* **Supplied entries**

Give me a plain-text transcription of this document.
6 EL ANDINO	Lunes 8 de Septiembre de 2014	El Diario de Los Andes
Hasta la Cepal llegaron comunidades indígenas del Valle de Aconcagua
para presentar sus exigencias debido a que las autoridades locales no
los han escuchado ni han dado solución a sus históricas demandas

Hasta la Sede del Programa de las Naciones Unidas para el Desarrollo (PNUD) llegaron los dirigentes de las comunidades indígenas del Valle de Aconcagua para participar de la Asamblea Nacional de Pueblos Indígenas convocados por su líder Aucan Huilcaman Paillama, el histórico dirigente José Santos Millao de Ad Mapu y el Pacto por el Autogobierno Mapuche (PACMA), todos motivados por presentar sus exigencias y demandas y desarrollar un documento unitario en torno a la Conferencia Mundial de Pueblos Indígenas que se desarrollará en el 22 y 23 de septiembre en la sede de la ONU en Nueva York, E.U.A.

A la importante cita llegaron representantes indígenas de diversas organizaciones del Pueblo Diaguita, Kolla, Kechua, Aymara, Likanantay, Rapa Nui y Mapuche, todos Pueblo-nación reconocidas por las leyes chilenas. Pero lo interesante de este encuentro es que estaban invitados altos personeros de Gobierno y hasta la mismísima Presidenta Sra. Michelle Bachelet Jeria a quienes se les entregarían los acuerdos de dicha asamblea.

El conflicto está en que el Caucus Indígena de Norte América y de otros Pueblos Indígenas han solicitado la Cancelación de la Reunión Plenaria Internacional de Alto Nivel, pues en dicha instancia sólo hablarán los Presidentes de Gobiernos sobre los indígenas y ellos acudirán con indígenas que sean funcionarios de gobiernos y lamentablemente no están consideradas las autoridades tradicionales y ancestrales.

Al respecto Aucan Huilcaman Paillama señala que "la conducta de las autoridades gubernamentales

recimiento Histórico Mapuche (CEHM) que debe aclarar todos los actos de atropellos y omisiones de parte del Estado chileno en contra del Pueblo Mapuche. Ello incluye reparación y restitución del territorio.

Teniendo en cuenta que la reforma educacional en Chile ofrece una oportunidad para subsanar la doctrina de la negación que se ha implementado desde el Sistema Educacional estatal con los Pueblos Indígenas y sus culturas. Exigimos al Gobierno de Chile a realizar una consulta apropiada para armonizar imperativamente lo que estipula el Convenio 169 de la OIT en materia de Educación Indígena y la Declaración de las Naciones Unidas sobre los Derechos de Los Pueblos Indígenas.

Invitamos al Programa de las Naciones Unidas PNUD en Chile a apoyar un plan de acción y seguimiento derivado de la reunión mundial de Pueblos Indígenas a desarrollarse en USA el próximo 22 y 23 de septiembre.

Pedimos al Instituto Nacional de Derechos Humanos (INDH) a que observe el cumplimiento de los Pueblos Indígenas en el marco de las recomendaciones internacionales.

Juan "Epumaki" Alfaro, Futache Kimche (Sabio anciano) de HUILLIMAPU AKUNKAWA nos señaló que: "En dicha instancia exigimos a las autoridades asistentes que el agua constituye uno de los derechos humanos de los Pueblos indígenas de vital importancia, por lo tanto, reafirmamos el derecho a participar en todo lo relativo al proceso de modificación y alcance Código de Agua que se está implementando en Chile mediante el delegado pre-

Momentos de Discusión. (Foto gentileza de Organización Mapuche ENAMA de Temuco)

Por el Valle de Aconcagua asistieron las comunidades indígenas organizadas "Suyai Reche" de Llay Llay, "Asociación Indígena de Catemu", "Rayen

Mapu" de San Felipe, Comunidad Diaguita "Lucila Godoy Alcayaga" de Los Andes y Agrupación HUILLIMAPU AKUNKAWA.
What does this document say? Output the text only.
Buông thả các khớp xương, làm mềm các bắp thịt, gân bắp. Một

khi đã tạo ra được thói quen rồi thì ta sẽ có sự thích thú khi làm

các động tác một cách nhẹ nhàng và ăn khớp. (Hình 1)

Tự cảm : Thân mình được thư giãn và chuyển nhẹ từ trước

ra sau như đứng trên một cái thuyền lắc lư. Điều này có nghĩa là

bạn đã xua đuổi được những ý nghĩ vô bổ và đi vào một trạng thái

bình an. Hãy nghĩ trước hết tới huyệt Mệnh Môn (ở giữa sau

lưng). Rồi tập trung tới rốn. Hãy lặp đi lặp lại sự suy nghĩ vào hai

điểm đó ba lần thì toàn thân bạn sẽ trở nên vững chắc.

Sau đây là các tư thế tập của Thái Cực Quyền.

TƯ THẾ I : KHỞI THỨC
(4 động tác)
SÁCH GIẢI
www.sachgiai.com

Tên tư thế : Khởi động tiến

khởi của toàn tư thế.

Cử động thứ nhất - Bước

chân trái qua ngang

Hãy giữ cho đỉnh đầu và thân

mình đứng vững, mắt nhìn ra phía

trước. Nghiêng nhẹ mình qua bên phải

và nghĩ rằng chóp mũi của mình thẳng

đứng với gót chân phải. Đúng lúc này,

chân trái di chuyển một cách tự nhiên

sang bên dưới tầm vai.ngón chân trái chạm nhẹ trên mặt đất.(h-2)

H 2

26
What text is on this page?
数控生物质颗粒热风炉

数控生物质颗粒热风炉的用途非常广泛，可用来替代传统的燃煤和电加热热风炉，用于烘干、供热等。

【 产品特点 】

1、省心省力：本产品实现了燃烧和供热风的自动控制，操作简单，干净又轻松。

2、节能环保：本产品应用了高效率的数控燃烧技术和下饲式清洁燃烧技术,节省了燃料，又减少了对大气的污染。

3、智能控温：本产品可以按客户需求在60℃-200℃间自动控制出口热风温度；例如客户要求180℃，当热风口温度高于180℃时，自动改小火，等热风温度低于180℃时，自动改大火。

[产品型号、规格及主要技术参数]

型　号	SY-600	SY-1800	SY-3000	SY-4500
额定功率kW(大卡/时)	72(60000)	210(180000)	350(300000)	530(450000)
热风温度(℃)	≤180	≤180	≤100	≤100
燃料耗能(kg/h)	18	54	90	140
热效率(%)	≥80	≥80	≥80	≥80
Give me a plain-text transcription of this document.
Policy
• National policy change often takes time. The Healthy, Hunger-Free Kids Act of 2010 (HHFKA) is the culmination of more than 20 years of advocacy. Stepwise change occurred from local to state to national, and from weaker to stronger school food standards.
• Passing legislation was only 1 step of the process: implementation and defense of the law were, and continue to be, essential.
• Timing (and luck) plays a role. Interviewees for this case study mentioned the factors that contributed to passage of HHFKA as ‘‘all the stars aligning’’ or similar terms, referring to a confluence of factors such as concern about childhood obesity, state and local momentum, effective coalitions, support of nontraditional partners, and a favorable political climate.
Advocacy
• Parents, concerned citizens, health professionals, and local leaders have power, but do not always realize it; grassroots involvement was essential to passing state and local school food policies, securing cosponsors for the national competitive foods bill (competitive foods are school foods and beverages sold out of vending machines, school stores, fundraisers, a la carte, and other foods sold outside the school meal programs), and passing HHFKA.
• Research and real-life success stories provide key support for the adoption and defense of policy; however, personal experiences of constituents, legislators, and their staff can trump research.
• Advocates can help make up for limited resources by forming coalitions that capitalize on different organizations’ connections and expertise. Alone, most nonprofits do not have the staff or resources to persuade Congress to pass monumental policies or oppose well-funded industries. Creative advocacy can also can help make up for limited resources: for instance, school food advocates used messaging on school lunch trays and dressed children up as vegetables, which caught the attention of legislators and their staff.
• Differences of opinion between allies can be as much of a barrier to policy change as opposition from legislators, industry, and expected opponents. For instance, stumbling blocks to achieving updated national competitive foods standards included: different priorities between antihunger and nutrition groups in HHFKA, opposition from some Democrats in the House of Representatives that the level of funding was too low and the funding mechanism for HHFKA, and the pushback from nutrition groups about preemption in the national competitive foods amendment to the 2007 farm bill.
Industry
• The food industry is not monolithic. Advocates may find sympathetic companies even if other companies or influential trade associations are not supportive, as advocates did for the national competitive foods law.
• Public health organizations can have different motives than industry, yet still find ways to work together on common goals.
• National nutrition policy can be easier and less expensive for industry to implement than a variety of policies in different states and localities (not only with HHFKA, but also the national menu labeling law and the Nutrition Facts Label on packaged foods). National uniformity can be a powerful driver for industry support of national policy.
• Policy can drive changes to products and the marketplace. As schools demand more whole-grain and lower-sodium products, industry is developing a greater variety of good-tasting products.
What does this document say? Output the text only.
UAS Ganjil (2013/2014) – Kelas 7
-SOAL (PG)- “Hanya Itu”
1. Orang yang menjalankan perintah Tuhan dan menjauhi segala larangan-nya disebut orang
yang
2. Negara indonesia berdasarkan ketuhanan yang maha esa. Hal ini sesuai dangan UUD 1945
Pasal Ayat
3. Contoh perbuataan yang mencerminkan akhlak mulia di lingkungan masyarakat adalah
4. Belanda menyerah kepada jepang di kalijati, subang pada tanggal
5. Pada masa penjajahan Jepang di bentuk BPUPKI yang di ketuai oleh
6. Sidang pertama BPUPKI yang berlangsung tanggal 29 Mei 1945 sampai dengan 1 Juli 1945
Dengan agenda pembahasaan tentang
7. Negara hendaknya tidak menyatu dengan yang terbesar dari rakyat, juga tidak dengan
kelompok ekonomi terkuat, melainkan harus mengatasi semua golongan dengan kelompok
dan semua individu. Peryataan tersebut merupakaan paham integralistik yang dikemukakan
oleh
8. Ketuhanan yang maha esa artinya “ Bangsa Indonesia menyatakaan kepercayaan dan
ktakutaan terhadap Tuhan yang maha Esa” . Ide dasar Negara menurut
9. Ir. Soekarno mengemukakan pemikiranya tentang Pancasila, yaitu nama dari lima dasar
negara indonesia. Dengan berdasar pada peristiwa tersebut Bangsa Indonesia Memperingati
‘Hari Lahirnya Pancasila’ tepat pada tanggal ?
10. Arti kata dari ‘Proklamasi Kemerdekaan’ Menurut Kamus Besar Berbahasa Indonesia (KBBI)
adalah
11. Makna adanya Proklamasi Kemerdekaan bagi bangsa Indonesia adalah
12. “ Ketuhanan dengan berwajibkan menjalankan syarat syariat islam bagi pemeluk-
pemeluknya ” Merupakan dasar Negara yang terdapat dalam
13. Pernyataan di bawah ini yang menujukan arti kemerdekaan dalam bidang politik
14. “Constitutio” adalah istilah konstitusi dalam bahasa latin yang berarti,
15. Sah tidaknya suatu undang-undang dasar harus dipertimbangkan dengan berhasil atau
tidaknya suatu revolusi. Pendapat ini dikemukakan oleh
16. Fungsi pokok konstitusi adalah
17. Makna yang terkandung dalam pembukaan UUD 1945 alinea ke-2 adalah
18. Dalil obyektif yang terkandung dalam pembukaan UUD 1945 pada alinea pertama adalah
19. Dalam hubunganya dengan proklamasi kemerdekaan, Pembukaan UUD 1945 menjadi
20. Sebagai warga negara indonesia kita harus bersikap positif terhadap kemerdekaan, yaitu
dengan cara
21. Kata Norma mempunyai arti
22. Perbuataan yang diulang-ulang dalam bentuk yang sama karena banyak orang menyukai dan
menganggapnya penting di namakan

* **Task to carry out**
Identify every line holding the word "được" and copy it out.

* **Output of the task**
khi đã tạo ra được thói quen rồi thì ta sẽ có sự thích thú khi làm
Tự cảm : Thân mình được thư giãn và chuyển nhẹ từ trước
bạn đã xua đuổi được những ý nghĩ vô bổ và đi vào một trạng thái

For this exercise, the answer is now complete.